** begin Data lines **
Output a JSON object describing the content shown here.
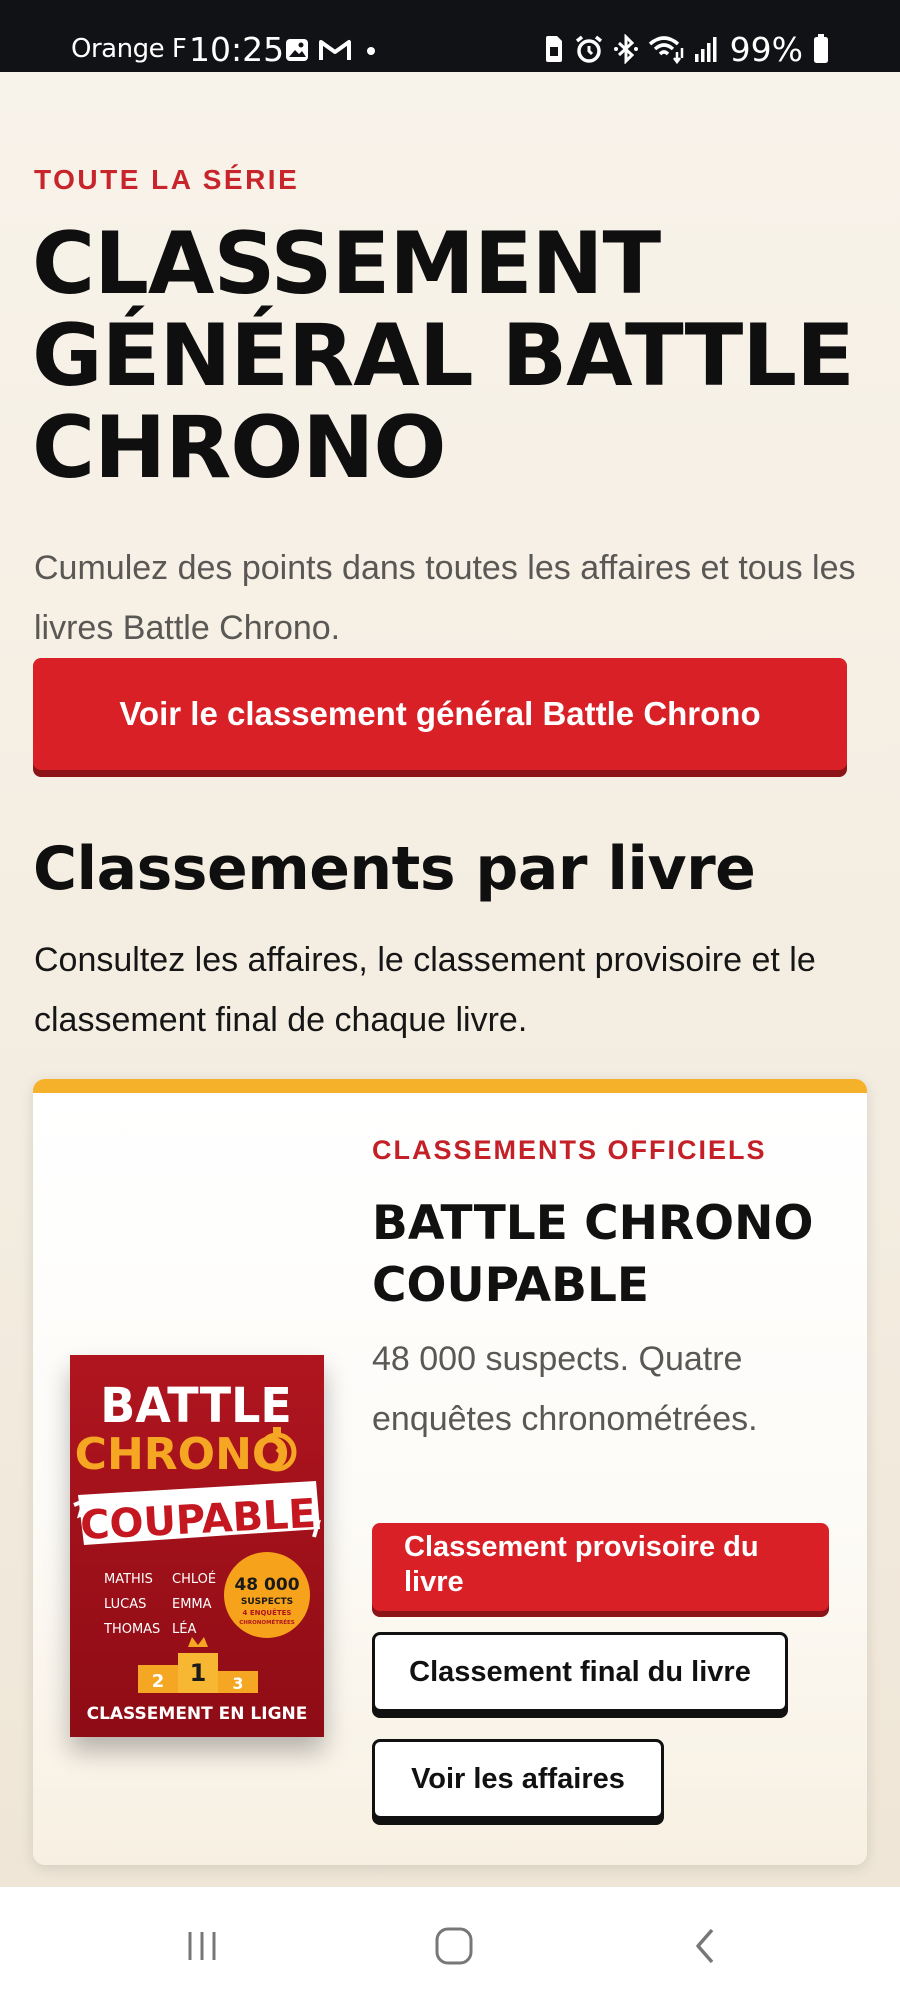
{
  "status_bar": {
    "carrier": "Orange F",
    "time": "10:25",
    "battery": "99%",
    "left_icons": [
      "image-icon",
      "gmail-icon",
      "dot-icon"
    ],
    "right_icons": [
      "sim-icon",
      "alarm-icon",
      "bluetooth-icon",
      "wifi-icon",
      "signal-icon",
      "battery-icon"
    ]
  },
  "hero": {
    "eyebrow": "TOUTE LA SÉRIE",
    "title": "CLASSEMENT GÉNÉRAL BATTLE CHRONO",
    "subtitle": "Cumulez des points dans toutes les affaires et tous les livres Battle Chrono.",
    "cta_label": "Voir le classement général Battle Chrono"
  },
  "books_section": {
    "title": "Classements par livre",
    "description": "Consultez les affaires, le classement provisoire et le classement final de chaque livre."
  },
  "book_card": {
    "eyebrow": "CLASSEMENTS OFFICIELS",
    "title": "BATTLE CHRONO COUPABLE",
    "description": "48 000 suspects. Quatre enquêtes chronométrées.",
    "buttons": {
      "provisional": "Classement provisoire du livre",
      "final": "Classement final du livre",
      "cases": "Voir les affaires"
    },
    "cover": {
      "line1": "BATTLE",
      "line2": "CHRONO",
      "banner": "COUPABLE",
      "names_left": [
        "MATHIS",
        "LUCAS",
        "THOMAS"
      ],
      "names_right": [
        "CHLOÉ",
        "EMMA",
        "LÉA"
      ],
      "badge_number": "48 000",
      "badge_line1": "SUSPECTS",
      "badge_line2": "4 ENQUÊTES",
      "badge_line3": "CHRONOMÉTRÉES",
      "podium": [
        "2",
        "1",
        "3"
      ],
      "footer": "CLASSEMENT EN LIGNE"
    }
  },
  "colors": {
    "accent_red": "#d92027",
    "card_top_border": "#f6b12a",
    "background": "#f6efe3"
  },
  "nav_bar": {
    "icons": [
      "recent-apps-icon",
      "home-icon",
      "back-icon"
    ]
  }
}
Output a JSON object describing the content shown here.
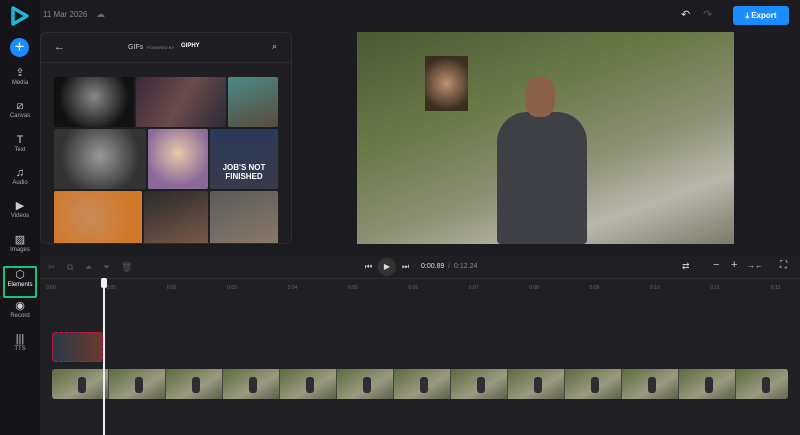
{
  "header": {
    "date": "11 Mar 2026",
    "export_label": "Export",
    "accent": "#1a8cff"
  },
  "sidebar": {
    "items": [
      {
        "label": "Media",
        "icon": "upload-cloud-icon"
      },
      {
        "label": "Canvas",
        "icon": "canvas-icon"
      },
      {
        "label": "Text",
        "icon": "text-icon"
      },
      {
        "label": "Audio",
        "icon": "music-note-icon"
      },
      {
        "label": "Videos",
        "icon": "video-icon"
      },
      {
        "label": "Images",
        "icon": "image-icon"
      },
      {
        "label": "Elements",
        "icon": "shapes-icon",
        "active": true
      },
      {
        "label": "Record",
        "icon": "record-icon"
      },
      {
        "label": "TTS",
        "icon": "waveform-icon"
      }
    ]
  },
  "gif_panel": {
    "title": "GIFs",
    "powered_by": "POWERED BY",
    "brand": "GIPHY",
    "gif_caption": "JOB'S NOT FINISHED"
  },
  "player": {
    "current_time": "0:00.89",
    "separator": "/",
    "total_time": "0:12.24"
  },
  "ruler": [
    "0:00",
    "0:01",
    "0:02",
    "0:03",
    "0:04",
    "0:05",
    "0:06",
    "0:07",
    "0:08",
    "0:09",
    "0:10",
    "0:11",
    "0:12"
  ]
}
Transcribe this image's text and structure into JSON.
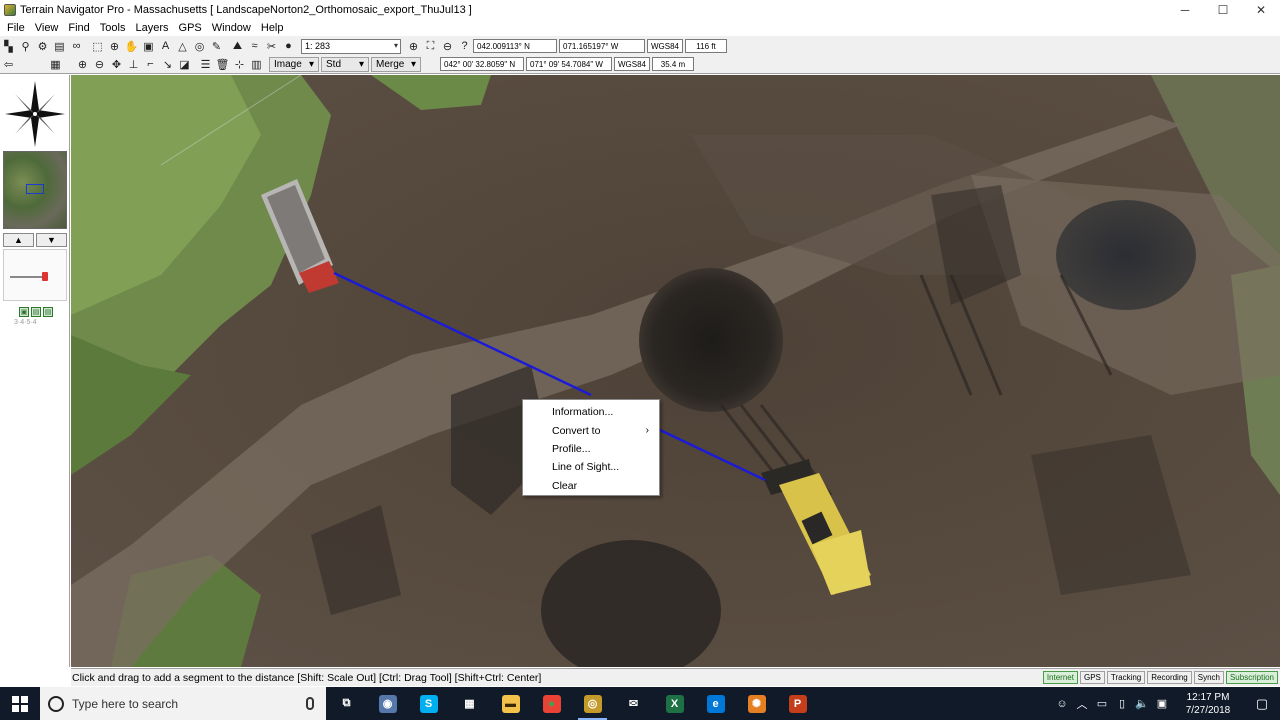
{
  "window": {
    "title": "Terrain Navigator Pro - Massachusetts [ LandscapeNorton2_Orthomosaic_export_ThuJul13 ]",
    "minimize": "─",
    "maximize": "☐",
    "close": "✕"
  },
  "menu": [
    "File",
    "View",
    "Find",
    "Tools",
    "Layers",
    "GPS",
    "Window",
    "Help"
  ],
  "toolbar": {
    "scale_value": "1: 283",
    "lat_decimal": "042.009113° N",
    "lon_decimal": "071.165197° W",
    "datum_1": "WGS84",
    "elevation_ft": "116 ft",
    "lat_dms": "042° 00' 32.8059\" N",
    "lon_dms": "071° 09' 54.7084\" W",
    "datum_2": "WGS84",
    "elevation_m": "35.4 m",
    "image_label": "Image",
    "std_label": "Std",
    "merge_label": "Merge"
  },
  "left_panel": {
    "up": "▲",
    "down": "▼",
    "tiny": "3·4·5·4"
  },
  "context_menu": {
    "items": [
      "Information...",
      "Convert to",
      "Profile...",
      "Line of Sight...",
      "Clear"
    ],
    "submenu_arrow": "›"
  },
  "status": {
    "message": "Click and drag to add a segment to the distance  [Shift: Scale Out] [Ctrl: Drag Tool] [Shift+Ctrl: Center]",
    "panels": [
      {
        "label": "Internet",
        "active": true
      },
      {
        "label": "GPS",
        "active": false
      },
      {
        "label": "Tracking",
        "active": false
      },
      {
        "label": "Recording",
        "active": false
      },
      {
        "label": "Synch",
        "active": false
      },
      {
        "label": "Subscription",
        "active": true
      }
    ]
  },
  "taskbar": {
    "search_placeholder": "Type here to search",
    "apps": [
      {
        "name": "task-view",
        "glyph": "⧉",
        "color": "#ffffff",
        "bg": "transparent"
      },
      {
        "name": "terrain-app",
        "glyph": "◉",
        "color": "#ffffff",
        "bg": "#5577aa"
      },
      {
        "name": "skype",
        "glyph": "S",
        "color": "#ffffff",
        "bg": "#00aff0"
      },
      {
        "name": "calculator",
        "glyph": "▦",
        "color": "#ffffff",
        "bg": "transparent"
      },
      {
        "name": "file-explorer",
        "glyph": "▬",
        "color": "#3a2a00",
        "bg": "#f3c24b"
      },
      {
        "name": "chrome",
        "glyph": "●",
        "color": "#34a853",
        "bg": "#ea4335"
      },
      {
        "name": "terrain-navigator",
        "glyph": "◎",
        "color": "#ffffff",
        "bg": "#c49a2a"
      },
      {
        "name": "mail",
        "glyph": "✉",
        "color": "#ffffff",
        "bg": "transparent"
      },
      {
        "name": "excel",
        "glyph": "X",
        "color": "#ffffff",
        "bg": "#1e7145"
      },
      {
        "name": "edge",
        "glyph": "e",
        "color": "#ffffff",
        "bg": "#0078d7"
      },
      {
        "name": "app-orange",
        "glyph": "✺",
        "color": "#ffffff",
        "bg": "#e67e22"
      },
      {
        "name": "powerpoint",
        "glyph": "P",
        "color": "#ffffff",
        "bg": "#c43e1c"
      }
    ],
    "time": "12:17 PM",
    "date": "7/27/2018"
  }
}
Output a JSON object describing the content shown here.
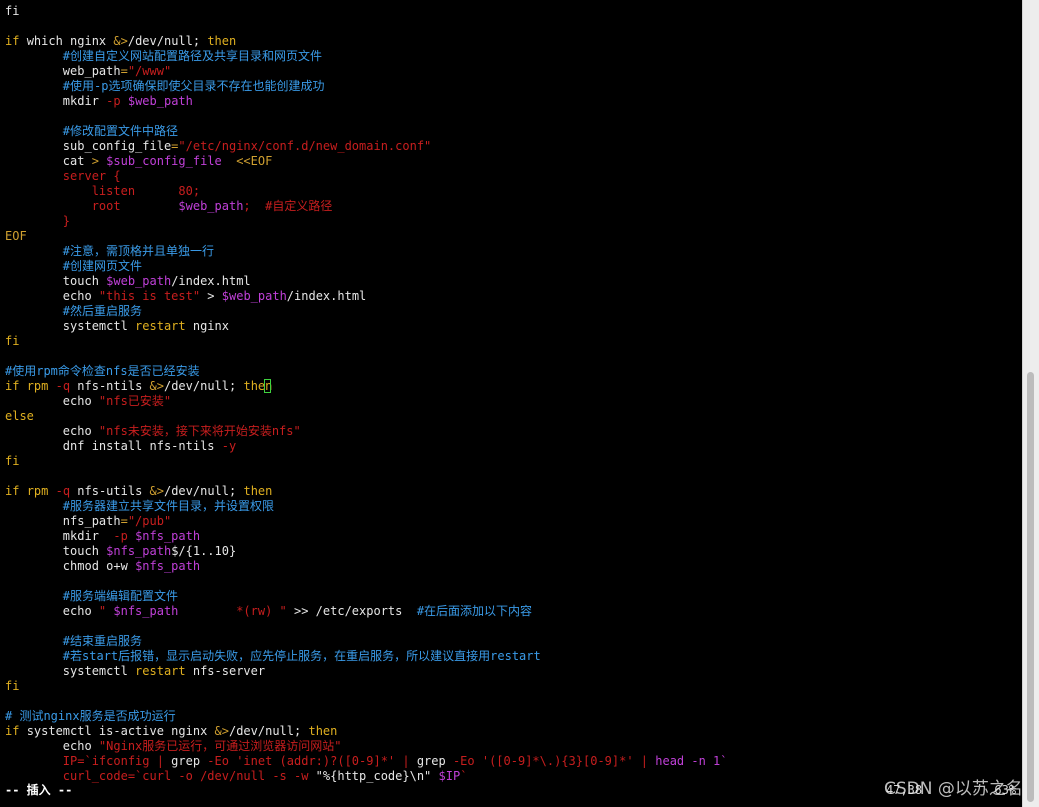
** end Data lines **
§ **Instruction**: Write out the listing above again, exactly, but with no pictures in the copy.

§ **Problem solution**:
Output a JSON object describing the content shown here.
{
  "status_bar": {
    "carrier": "Orange F",
    "time": "10:25",
    "battery": "99%",
    "left_icons": [
      "image-icon",
      "gmail-icon",
      "dot-icon"
    ],
    "right_icons": [
      "sim-icon",
      "alarm-icon",
      "bluetooth-icon",
      "wifi-icon",
      "signal-icon",
      "battery-icon"
    ]
  },
  "hero": {
    "eyebrow": "TOUTE LA SÉRIE",
    "title": "CLASSEMENT GÉNÉRAL BATTLE CHRONO",
    "subtitle": "Cumulez des points dans toutes les affaires et tous les livres Battle Chrono.",
    "cta_label": "Voir le classement général Battle Chrono"
  },
  "books_section": {
    "title": "Classements par livre",
    "description": "Consultez les affaires, le classement provisoire et le classement final de chaque livre."
  },
  "book_card": {
    "eyebrow": "CLASSEMENTS OFFICIELS",
    "title": "BATTLE CHRONO COUPABLE",
    "description": "48 000 suspects. Quatre enquêtes chronométrées.",
    "buttons": {
      "provisional": "Classement provisoire du livre",
      "final": "Classement final du livre",
      "cases": "Voir les affaires"
    },
    "cover": {
      "line1": "BATTLE",
      "line2": "CHRONO",
      "banner": "COUPABLE",
      "names_left": [
        "MATHIS",
        "LUCAS",
        "THOMAS"
      ],
      "names_right": [
        "CHLOÉ",
        "EMMA",
        "LÉA"
      ],
      "badge_number": "48 000",
      "badge_line1": "SUSPECTS",
      "badge_line2": "4 ENQUÊTES",
      "badge_line3": "CHRONOMÉTRÉES",
      "podium": [
        "2",
        "1",
        "3"
      ],
      "footer": "CLASSEMENT EN LIGNE"
    }
  },
  "colors": {
    "accent_red": "#d92027",
    "card_top_border": "#f6b12a",
    "background": "#f6efe3"
  },
  "nav_bar": {
    "icons": [
      "recent-apps-icon",
      "home-icon",
      "back-icon"
    ]
  }
}
Output a JSON object describing the content shown here.
{
  "header": {
    "date": "11 Mar 2026",
    "export_label": "Export",
    "accent": "#1a8cff"
  },
  "sidebar": {
    "items": [
      {
        "label": "Media",
        "icon": "upload-cloud-icon"
      },
      {
        "label": "Canvas",
        "icon": "canvas-icon"
      },
      {
        "label": "Text",
        "icon": "text-icon"
      },
      {
        "label": "Audio",
        "icon": "music-note-icon"
      },
      {
        "label": "Videos",
        "icon": "video-icon"
      },
      {
        "label": "Images",
        "icon": "image-icon"
      },
      {
        "label": "Elements",
        "icon": "shapes-icon",
        "active": true
      },
      {
        "label": "Record",
        "icon": "record-icon"
      },
      {
        "label": "TTS",
        "icon": "waveform-icon"
      }
    ]
  },
  "gif_panel": {
    "title": "GIFs",
    "powered_by": "POWERED BY",
    "brand": "GIPHY",
    "gif_caption": "JOB'S NOT FINISHED"
  },
  "player": {
    "current_time": "0:00.89",
    "separator": "/",
    "total_time": "0:12.24"
  },
  "ruler": [
    "0:00",
    "0:01",
    "0:02",
    "0:03",
    "0:04",
    "0:05",
    "0:06",
    "0:07",
    "0:08",
    "0:09",
    "0:10",
    "0:11",
    "0:12"
  ]
}
Transcribe this image's text and structure into JSON.
{
  "window": {
    "title": "Terrain Navigator Pro - Massachusetts [ LandscapeNorton2_Orthomosaic_export_ThuJul13 ]",
    "minimize": "─",
    "maximize": "☐",
    "close": "✕"
  },
  "menu": [
    "File",
    "View",
    "Find",
    "Tools",
    "Layers",
    "GPS",
    "Window",
    "Help"
  ],
  "toolbar": {
    "scale_value": "1: 283",
    "lat_decimal": "042.009113° N",
    "lon_decimal": "071.165197° W",
    "datum_1": "WGS84",
    "elevation_ft": "116 ft",
    "lat_dms": "042° 00' 32.8059\" N",
    "lon_dms": "071° 09' 54.7084\" W",
    "datum_2": "WGS84",
    "elevation_m": "35.4 m",
    "image_label": "Image",
    "std_label": "Std",
    "merge_label": "Merge"
  },
  "left_panel": {
    "up": "▲",
    "down": "▼",
    "tiny": "3·4·5·4"
  },
  "context_menu": {
    "items": [
      "Information...",
      "Convert to",
      "Profile...",
      "Line of Sight...",
      "Clear"
    ],
    "submenu_arrow": "›"
  },
  "status": {
    "message": "Click and drag to add a segment to the distance  [Shift: Scale Out] [Ctrl: Drag Tool] [Shift+Ctrl: Center]",
    "panels": [
      {
        "label": "Internet",
        "active": true
      },
      {
        "label": "GPS",
        "active": false
      },
      {
        "label": "Tracking",
        "active": false
      },
      {
        "label": "Recording",
        "active": false
      },
      {
        "label": "Synch",
        "active": false
      },
      {
        "label": "Subscription",
        "active": true
      }
    ]
  },
  "taskbar": {
    "search_placeholder": "Type here to search",
    "apps": [
      {
        "name": "task-view",
        "glyph": "⧉",
        "color": "#ffffff",
        "bg": "transparent"
      },
      {
        "name": "terrain-app",
        "glyph": "◉",
        "color": "#ffffff",
        "bg": "#5577aa"
      },
      {
        "name": "skype",
        "glyph": "S",
        "color": "#ffffff",
        "bg": "#00aff0"
      },
      {
        "name": "calculator",
        "glyph": "▦",
        "color": "#ffffff",
        "bg": "transparent"
      },
      {
        "name": "file-explorer",
        "glyph": "▬",
        "color": "#3a2a00",
        "bg": "#f3c24b"
      },
      {
        "name": "chrome",
        "glyph": "●",
        "color": "#34a853",
        "bg": "#ea4335"
      },
      {
        "name": "terrain-navigator",
        "glyph": "◎",
        "color": "#ffffff",
        "bg": "#c49a2a"
      },
      {
        "name": "mail",
        "glyph": "✉",
        "color": "#ffffff",
        "bg": "transparent"
      },
      {
        "name": "excel",
        "glyph": "X",
        "color": "#ffffff",
        "bg": "#1e7145"
      },
      {
        "name": "edge",
        "glyph": "e",
        "color": "#ffffff",
        "bg": "#0078d7"
      },
      {
        "name": "app-orange",
        "glyph": "✺",
        "color": "#ffffff",
        "bg": "#e67e22"
      },
      {
        "name": "powerpoint",
        "glyph": "P",
        "color": "#ffffff",
        "bg": "#c43e1c"
      }
    ],
    "time": "12:17 PM",
    "date": "7/27/2018"
  }
}
Output a JSON object describing the content shown here.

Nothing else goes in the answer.